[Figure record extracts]

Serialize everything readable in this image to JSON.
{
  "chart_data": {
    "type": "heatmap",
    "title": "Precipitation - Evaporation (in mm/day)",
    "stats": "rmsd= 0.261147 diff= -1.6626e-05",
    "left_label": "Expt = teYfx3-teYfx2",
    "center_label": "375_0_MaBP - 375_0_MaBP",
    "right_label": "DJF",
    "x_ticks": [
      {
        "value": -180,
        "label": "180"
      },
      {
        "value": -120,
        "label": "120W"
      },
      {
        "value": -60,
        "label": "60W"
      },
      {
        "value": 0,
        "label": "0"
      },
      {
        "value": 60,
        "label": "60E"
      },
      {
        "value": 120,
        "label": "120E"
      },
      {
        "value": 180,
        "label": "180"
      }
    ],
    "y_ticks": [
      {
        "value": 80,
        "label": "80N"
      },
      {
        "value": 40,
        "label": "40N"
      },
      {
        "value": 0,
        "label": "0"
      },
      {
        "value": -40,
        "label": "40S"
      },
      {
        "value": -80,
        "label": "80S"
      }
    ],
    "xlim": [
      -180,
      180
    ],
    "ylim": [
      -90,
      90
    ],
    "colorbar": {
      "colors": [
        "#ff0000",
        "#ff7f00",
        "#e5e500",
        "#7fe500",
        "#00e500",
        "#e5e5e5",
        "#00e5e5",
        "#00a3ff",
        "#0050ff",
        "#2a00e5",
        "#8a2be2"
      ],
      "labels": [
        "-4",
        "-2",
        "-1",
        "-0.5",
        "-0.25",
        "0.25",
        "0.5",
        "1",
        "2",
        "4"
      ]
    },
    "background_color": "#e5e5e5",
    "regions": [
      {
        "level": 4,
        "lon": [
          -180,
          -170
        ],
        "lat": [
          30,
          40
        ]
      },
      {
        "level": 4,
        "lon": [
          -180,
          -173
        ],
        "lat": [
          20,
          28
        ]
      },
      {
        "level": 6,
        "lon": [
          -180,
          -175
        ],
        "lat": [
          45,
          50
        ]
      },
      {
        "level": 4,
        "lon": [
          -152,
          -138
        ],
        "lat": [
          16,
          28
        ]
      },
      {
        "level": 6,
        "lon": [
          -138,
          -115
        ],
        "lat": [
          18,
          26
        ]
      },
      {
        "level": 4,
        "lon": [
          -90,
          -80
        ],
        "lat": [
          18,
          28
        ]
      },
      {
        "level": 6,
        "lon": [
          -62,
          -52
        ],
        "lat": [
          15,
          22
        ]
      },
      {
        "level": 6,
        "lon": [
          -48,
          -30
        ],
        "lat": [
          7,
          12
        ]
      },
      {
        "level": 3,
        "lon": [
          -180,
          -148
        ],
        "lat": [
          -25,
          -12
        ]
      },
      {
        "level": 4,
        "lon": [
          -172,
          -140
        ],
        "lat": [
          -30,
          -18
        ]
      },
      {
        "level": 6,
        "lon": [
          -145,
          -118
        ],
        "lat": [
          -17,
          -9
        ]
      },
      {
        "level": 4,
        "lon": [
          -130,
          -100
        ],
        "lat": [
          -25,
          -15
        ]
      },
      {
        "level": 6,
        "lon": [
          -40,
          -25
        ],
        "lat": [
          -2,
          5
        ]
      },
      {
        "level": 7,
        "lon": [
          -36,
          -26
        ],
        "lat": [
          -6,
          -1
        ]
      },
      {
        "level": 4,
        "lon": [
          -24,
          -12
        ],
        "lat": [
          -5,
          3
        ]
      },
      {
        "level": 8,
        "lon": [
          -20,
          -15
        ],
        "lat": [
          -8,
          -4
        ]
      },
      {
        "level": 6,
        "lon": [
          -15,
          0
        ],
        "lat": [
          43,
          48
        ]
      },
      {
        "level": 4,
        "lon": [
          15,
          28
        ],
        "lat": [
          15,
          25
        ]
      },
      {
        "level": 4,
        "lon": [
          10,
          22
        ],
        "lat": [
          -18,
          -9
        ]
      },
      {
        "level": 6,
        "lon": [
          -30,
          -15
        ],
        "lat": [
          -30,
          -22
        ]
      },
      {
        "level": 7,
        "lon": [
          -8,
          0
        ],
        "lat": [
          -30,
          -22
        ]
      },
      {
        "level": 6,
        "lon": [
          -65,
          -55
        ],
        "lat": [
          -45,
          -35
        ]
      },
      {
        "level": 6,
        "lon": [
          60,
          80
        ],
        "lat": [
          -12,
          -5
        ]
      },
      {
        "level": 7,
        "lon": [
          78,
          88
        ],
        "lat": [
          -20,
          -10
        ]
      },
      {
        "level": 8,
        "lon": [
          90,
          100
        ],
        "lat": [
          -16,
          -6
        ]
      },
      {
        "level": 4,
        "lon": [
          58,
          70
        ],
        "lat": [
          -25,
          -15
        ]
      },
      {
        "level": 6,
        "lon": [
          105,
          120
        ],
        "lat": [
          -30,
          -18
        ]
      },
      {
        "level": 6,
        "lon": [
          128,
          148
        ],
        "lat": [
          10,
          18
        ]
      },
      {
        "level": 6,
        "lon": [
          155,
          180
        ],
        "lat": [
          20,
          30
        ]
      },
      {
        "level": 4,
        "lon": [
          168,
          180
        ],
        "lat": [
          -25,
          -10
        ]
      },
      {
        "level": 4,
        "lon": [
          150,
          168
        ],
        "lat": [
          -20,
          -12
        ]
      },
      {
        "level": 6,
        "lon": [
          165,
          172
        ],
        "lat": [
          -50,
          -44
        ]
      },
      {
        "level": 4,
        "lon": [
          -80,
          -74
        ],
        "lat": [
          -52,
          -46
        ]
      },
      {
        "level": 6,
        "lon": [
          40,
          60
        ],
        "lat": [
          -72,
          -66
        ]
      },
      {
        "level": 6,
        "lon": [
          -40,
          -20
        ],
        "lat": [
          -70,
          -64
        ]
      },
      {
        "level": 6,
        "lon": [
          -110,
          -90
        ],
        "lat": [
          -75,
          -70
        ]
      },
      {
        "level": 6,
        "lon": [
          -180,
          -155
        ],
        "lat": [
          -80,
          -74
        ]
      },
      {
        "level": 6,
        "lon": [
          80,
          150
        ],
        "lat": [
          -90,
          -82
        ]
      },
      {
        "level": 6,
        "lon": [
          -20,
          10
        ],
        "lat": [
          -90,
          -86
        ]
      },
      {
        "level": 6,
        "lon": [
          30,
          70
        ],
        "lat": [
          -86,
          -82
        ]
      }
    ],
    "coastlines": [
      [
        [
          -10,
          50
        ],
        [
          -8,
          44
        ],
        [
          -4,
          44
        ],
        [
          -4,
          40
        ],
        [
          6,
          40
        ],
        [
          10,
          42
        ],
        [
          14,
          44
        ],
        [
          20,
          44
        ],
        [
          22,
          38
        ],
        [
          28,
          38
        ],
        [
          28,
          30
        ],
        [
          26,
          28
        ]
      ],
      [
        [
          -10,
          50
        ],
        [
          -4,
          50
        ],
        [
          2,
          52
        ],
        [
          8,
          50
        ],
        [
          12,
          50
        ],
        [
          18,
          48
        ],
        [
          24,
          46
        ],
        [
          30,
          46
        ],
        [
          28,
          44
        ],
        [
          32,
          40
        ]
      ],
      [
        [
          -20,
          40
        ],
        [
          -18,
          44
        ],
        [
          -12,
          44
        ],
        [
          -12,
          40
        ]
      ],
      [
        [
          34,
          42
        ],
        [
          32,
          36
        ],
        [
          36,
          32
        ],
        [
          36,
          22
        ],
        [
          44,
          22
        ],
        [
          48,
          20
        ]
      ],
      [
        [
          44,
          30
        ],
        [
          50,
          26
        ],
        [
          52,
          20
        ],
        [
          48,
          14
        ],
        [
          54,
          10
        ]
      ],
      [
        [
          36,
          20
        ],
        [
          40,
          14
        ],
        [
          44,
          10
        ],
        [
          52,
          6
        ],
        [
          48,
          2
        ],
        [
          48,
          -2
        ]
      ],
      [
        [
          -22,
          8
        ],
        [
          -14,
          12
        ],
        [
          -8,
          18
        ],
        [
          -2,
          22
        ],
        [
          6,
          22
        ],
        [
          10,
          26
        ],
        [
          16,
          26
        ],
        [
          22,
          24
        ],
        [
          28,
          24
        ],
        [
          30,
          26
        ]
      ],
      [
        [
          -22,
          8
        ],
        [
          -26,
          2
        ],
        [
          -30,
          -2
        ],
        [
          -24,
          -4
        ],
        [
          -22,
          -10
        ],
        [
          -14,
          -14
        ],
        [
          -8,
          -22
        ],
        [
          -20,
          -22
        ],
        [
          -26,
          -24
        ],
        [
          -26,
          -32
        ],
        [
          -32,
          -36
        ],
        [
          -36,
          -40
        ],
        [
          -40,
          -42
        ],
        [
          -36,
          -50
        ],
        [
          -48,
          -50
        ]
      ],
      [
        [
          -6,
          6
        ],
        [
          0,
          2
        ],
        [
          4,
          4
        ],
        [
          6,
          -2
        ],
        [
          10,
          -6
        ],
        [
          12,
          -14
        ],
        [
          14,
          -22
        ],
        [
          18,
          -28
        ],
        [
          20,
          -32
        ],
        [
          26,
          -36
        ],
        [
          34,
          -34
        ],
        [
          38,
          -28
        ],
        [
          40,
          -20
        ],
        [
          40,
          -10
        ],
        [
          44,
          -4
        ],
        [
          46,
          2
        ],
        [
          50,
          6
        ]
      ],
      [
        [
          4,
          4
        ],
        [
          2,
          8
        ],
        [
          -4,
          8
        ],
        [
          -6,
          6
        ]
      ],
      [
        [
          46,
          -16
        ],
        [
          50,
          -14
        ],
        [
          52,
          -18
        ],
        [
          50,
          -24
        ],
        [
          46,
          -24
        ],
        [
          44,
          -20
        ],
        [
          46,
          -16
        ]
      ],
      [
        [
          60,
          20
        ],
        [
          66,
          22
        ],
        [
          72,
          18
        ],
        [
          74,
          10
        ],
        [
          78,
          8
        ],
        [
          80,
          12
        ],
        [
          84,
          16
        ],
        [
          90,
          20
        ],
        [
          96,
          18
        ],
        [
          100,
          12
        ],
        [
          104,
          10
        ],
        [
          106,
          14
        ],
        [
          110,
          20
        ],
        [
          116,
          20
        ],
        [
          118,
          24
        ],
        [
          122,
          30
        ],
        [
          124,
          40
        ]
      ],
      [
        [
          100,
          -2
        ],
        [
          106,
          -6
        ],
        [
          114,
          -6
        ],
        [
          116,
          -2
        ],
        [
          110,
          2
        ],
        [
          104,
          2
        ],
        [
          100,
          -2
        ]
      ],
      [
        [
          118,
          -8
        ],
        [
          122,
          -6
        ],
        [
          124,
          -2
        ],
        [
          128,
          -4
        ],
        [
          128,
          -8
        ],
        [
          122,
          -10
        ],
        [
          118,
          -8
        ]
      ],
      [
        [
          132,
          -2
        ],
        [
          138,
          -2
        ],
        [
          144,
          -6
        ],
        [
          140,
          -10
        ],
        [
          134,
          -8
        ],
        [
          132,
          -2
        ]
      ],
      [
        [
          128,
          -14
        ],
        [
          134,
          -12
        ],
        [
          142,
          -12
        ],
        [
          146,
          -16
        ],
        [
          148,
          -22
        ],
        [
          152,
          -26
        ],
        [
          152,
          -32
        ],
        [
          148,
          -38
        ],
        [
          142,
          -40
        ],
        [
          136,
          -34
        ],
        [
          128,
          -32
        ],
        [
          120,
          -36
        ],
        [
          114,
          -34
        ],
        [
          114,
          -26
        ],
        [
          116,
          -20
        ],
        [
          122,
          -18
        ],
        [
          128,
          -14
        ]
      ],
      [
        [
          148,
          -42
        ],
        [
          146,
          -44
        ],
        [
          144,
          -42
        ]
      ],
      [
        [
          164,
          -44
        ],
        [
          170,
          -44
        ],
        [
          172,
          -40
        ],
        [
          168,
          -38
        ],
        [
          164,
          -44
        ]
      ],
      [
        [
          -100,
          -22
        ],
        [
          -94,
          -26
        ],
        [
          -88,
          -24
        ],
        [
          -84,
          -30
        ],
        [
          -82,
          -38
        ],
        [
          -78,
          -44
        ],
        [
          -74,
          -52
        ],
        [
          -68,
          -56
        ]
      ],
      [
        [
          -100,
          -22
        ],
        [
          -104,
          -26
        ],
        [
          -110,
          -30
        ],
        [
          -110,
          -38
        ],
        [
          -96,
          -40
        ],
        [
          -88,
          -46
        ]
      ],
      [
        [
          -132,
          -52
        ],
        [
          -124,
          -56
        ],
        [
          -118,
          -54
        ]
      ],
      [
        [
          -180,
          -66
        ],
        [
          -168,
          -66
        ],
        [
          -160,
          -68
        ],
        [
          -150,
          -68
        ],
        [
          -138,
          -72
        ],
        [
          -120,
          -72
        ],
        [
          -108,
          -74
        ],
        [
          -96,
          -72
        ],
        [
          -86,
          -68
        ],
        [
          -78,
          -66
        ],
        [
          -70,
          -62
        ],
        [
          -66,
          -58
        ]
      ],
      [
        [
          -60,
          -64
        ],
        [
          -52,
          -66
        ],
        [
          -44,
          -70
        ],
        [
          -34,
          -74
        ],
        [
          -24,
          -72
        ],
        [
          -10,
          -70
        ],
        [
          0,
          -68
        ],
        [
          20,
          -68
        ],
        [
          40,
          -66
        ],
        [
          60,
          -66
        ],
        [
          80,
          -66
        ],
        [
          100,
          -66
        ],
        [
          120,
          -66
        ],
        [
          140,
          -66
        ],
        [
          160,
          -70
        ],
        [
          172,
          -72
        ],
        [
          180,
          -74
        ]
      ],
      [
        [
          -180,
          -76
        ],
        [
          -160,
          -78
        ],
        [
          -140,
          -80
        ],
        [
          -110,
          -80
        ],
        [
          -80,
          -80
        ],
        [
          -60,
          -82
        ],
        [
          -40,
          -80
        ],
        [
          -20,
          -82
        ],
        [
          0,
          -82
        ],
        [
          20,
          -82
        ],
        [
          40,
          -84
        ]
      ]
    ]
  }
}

### [TASK REQUIREMENTS]
Check each line above for the string "value", then copy the ones that have it.

### [COMPLETED TASK]
        "value": -180,
        "value": -120,
        "value": -60,
        "value": 0,
        "value": 60,
        "value": 120,
        "value": 180,
        "value": 80,
        "value": 40,
        "value": 0,
        "value": -40,
        "value": -80,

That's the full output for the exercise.